The task:
Print every entry exactly as written.

Listed entries:
════════

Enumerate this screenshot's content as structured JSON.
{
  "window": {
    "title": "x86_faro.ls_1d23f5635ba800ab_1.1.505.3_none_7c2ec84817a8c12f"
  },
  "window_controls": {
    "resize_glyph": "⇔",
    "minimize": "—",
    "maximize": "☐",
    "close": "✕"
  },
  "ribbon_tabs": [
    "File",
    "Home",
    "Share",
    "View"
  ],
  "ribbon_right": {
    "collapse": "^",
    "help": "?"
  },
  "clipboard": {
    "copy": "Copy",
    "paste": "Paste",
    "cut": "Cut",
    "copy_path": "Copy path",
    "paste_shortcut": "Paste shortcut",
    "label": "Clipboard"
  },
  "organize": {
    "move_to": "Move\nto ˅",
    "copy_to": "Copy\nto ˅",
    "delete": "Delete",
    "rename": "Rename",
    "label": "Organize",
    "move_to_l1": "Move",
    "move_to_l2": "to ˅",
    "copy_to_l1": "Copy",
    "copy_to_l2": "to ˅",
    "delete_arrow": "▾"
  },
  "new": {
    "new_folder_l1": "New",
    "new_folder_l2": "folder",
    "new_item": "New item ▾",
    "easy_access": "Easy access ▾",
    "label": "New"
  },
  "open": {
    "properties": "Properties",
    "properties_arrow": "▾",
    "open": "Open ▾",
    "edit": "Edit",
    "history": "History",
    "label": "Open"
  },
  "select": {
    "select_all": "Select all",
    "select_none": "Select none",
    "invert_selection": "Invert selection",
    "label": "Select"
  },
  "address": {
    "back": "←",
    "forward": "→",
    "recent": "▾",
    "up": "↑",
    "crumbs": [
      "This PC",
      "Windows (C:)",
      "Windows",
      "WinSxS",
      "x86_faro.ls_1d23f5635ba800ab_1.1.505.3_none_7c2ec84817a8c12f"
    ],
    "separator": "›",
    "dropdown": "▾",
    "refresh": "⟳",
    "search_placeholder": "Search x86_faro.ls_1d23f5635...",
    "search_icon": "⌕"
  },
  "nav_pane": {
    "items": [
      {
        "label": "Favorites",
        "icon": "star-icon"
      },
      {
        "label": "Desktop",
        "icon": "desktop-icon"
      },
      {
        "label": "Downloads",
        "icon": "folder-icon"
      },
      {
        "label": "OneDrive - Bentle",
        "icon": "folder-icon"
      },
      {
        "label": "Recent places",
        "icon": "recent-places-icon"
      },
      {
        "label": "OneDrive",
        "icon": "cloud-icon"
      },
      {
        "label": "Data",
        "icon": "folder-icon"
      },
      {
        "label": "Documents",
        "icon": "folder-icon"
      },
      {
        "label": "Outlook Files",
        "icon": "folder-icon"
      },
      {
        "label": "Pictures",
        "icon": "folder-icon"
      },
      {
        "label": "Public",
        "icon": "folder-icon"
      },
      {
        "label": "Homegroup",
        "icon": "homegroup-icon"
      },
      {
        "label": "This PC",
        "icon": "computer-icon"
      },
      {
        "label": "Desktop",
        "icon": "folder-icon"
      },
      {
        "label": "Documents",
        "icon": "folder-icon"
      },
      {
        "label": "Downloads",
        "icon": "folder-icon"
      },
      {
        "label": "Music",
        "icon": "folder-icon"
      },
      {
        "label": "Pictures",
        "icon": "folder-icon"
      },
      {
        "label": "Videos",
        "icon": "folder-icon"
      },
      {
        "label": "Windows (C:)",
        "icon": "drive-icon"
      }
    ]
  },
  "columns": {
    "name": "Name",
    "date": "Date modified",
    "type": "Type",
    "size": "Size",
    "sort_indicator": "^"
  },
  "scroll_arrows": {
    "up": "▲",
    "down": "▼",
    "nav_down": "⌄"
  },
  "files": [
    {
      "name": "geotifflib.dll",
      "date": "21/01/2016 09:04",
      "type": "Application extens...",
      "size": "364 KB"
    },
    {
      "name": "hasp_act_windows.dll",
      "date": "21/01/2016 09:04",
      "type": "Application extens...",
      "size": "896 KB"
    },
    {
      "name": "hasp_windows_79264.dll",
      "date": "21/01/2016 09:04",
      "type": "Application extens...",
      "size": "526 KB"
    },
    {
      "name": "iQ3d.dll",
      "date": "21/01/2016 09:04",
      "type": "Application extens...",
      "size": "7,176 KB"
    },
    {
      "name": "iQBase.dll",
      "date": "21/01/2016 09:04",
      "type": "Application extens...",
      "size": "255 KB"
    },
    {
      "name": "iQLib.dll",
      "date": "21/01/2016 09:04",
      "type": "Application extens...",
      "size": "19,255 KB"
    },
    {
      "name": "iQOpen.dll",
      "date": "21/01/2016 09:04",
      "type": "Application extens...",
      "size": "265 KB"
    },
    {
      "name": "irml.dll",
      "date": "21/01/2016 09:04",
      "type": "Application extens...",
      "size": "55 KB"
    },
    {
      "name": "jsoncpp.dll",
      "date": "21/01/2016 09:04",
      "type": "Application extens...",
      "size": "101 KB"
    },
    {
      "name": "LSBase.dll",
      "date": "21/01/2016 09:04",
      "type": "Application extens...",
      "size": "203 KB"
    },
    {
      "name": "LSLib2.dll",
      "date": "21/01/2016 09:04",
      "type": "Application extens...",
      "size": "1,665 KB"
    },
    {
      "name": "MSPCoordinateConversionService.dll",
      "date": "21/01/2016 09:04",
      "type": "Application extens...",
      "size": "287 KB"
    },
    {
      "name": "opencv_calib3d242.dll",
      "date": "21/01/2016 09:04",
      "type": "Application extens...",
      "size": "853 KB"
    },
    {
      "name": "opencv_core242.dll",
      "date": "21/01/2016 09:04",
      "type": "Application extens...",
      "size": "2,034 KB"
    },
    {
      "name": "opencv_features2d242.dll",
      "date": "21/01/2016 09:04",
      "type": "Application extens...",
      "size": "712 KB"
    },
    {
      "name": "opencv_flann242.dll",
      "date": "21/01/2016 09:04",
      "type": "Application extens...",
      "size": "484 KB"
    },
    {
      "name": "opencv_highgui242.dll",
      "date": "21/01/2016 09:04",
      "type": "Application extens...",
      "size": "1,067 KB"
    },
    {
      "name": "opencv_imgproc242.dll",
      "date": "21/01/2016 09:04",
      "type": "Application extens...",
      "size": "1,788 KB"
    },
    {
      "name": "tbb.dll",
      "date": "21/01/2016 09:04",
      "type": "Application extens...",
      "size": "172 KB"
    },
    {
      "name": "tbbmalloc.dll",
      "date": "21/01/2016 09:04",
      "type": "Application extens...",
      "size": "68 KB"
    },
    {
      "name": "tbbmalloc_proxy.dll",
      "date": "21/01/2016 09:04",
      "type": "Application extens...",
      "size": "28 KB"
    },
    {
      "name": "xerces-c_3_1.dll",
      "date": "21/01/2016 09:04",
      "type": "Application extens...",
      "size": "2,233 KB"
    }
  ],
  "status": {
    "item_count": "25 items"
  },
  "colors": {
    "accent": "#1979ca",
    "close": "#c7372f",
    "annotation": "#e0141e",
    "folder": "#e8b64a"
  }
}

════════

Solution to this task:
Enumerate this screenshot's content as structured JSON.
{
  "window": {
    "title": "x86_faro.ls_1d23f5635ba800ab_1.1.505.3_none_7c2ec84817a8c12f"
  },
  "window_controls": {
    "resize_glyph": "⇔",
    "minimize": "—",
    "maximize": "☐",
    "close": "✕"
  },
  "ribbon_tabs": [
    "File",
    "Home",
    "Share",
    "View"
  ],
  "ribbon_right": {
    "collapse": "^",
    "help": "?"
  },
  "clipboard": {
    "copy": "Copy",
    "paste": "Paste",
    "cut": "Cut",
    "copy_path": "Copy path",
    "paste_shortcut": "Paste shortcut",
    "label": "Clipboard"
  },
  "organize": {
    "move_to": "Move\nto ˅",
    "copy_to": "Copy\nto ˅",
    "delete": "Delete",
    "rename": "Rename",
    "label": "Organize",
    "move_to_l1": "Move",
    "move_to_l2": "to ˅",
    "copy_to_l1": "Copy",
    "copy_to_l2": "to ˅",
    "delete_arrow": "▾"
  },
  "new": {
    "new_folder_l1": "New",
    "new_folder_l2": "folder",
    "new_item": "New item ▾",
    "easy_access": "Easy access ▾",
    "label": "New"
  },
  "open": {
    "properties": "Properties",
    "properties_arrow": "▾",
    "open": "Open ▾",
    "edit": "Edit",
    "history": "History",
    "label": "Open"
  },
  "select": {
    "select_all": "Select all",
    "select_none": "Select none",
    "invert_selection": "Invert selection",
    "label": "Select"
  },
  "address": {
    "back": "←",
    "forward": "→",
    "recent": "▾",
    "up": "↑",
    "crumbs": [
      "This PC",
      "Windows (C:)",
      "Windows",
      "WinSxS",
      "x86_faro.ls_1d23f5635ba800ab_1.1.505.3_none_7c2ec84817a8c12f"
    ],
    "separator": "›",
    "dropdown": "▾",
    "refresh": "⟳",
    "search_placeholder": "Search x86_faro.ls_1d23f5635...",
    "search_icon": "⌕"
  },
  "nav_pane": {
    "items": [
      {
        "label": "Favorites",
        "icon": "star-icon"
      },
      {
        "label": "Desktop",
        "icon": "desktop-icon"
      },
      {
        "label": "Downloads",
        "icon": "folder-icon"
      },
      {
        "label": "OneDrive - Bentle",
        "icon": "folder-icon"
      },
      {
        "label": "Recent places",
        "icon": "recent-places-icon"
      },
      {
        "label": "OneDrive",
        "icon": "cloud-icon"
      },
      {
        "label": "Data",
        "icon": "folder-icon"
      },
      {
        "label": "Documents",
        "icon": "folder-icon"
      },
      {
        "label": "Outlook Files",
        "icon": "folder-icon"
      },
      {
        "label": "Pictures",
        "icon": "folder-icon"
      },
      {
        "label": "Public",
        "icon": "folder-icon"
      },
      {
        "label": "Homegroup",
        "icon": "homegroup-icon"
      },
      {
        "label": "This PC",
        "icon": "computer-icon"
      },
      {
        "label": "Desktop",
        "icon": "folder-icon"
      },
      {
        "label": "Documents",
        "icon": "folder-icon"
      },
      {
        "label": "Downloads",
        "icon": "folder-icon"
      },
      {
        "label": "Music",
        "icon": "folder-icon"
      },
      {
        "label": "Pictures",
        "icon": "folder-icon"
      },
      {
        "label": "Videos",
        "icon": "folder-icon"
      },
      {
        "label": "Windows (C:)",
        "icon": "drive-icon"
      }
    ]
  },
  "columns": {
    "name": "Name",
    "date": "Date modified",
    "type": "Type",
    "size": "Size",
    "sort_indicator": "^"
  },
  "scroll_arrows": {
    "up": "▲",
    "down": "▼",
    "nav_down": "⌄"
  },
  "files": [
    {
      "name": "geotifflib.dll",
      "date": "21/01/2016 09:04",
      "type": "Application extens...",
      "size": "364 KB"
    },
    {
      "name": "hasp_act_windows.dll",
      "date": "21/01/2016 09:04",
      "type": "Application extens...",
      "size": "896 KB"
    },
    {
      "name": "hasp_windows_79264.dll",
      "date": "21/01/2016 09:04",
      "type": "Application extens...",
      "size": "526 KB"
    },
    {
      "name": "iQ3d.dll",
      "date": "21/01/2016 09:04",
      "type": "Application extens...",
      "size": "7,176 KB"
    },
    {
      "name": "iQBase.dll",
      "date": "21/01/2016 09:04",
      "type": "Application extens...",
      "size": "255 KB"
    },
    {
      "name": "iQLib.dll",
      "date": "21/01/2016 09:04",
      "type": "Application extens...",
      "size": "19,255 KB"
    },
    {
      "name": "iQOpen.dll",
      "date": "21/01/2016 09:04",
      "type": "Application extens...",
      "size": "265 KB"
    },
    {
      "name": "irml.dll",
      "date": "21/01/2016 09:04",
      "type": "Application extens...",
      "size": "55 KB"
    },
    {
      "name": "jsoncpp.dll",
      "date": "21/01/2016 09:04",
      "type": "Application extens...",
      "size": "101 KB"
    },
    {
      "name": "LSBase.dll",
      "date": "21/01/2016 09:04",
      "type": "Application extens...",
      "size": "203 KB"
    },
    {
      "name": "LSLib2.dll",
      "date": "21/01/2016 09:04",
      "type": "Application extens...",
      "size": "1,665 KB"
    },
    {
      "name": "MSPCoordinateConversionService.dll",
      "date": "21/01/2016 09:04",
      "type": "Application extens...",
      "size": "287 KB"
    },
    {
      "name": "opencv_calib3d242.dll",
      "date": "21/01/2016 09:04",
      "type": "Application extens...",
      "size": "853 KB"
    },
    {
      "name": "opencv_core242.dll",
      "date": "21/01/2016 09:04",
      "type": "Application extens...",
      "size": "2,034 KB"
    },
    {
      "name": "opencv_features2d242.dll",
      "date": "21/01/2016 09:04",
      "type": "Application extens...",
      "size": "712 KB"
    },
    {
      "name": "opencv_flann242.dll",
      "date": "21/01/2016 09:04",
      "type": "Application extens...",
      "size": "484 KB"
    },
    {
      "name": "opencv_highgui242.dll",
      "date": "21/01/2016 09:04",
      "type": "Application extens...",
      "size": "1,067 KB"
    },
    {
      "name": "opencv_imgproc242.dll",
      "date": "21/01/2016 09:04",
      "type": "Application extens...",
      "size": "1,788 KB"
    },
    {
      "name": "tbb.dll",
      "date": "21/01/2016 09:04",
      "type": "Application extens...",
      "size": "172 KB"
    },
    {
      "name": "tbbmalloc.dll",
      "date": "21/01/2016 09:04",
      "type": "Application extens...",
      "size": "68 KB"
    },
    {
      "name": "tbbmalloc_proxy.dll",
      "date": "21/01/2016 09:04",
      "type": "Application extens...",
      "size": "28 KB"
    },
    {
      "name": "xerces-c_3_1.dll",
      "date": "21/01/2016 09:04",
      "type": "Application extens...",
      "size": "2,233 KB"
    }
  ],
  "status": {
    "item_count": "25 items"
  },
  "colors": {
    "accent": "#1979ca",
    "close": "#c7372f",
    "annotation": "#e0141e",
    "folder": "#e8b64a"
  }
}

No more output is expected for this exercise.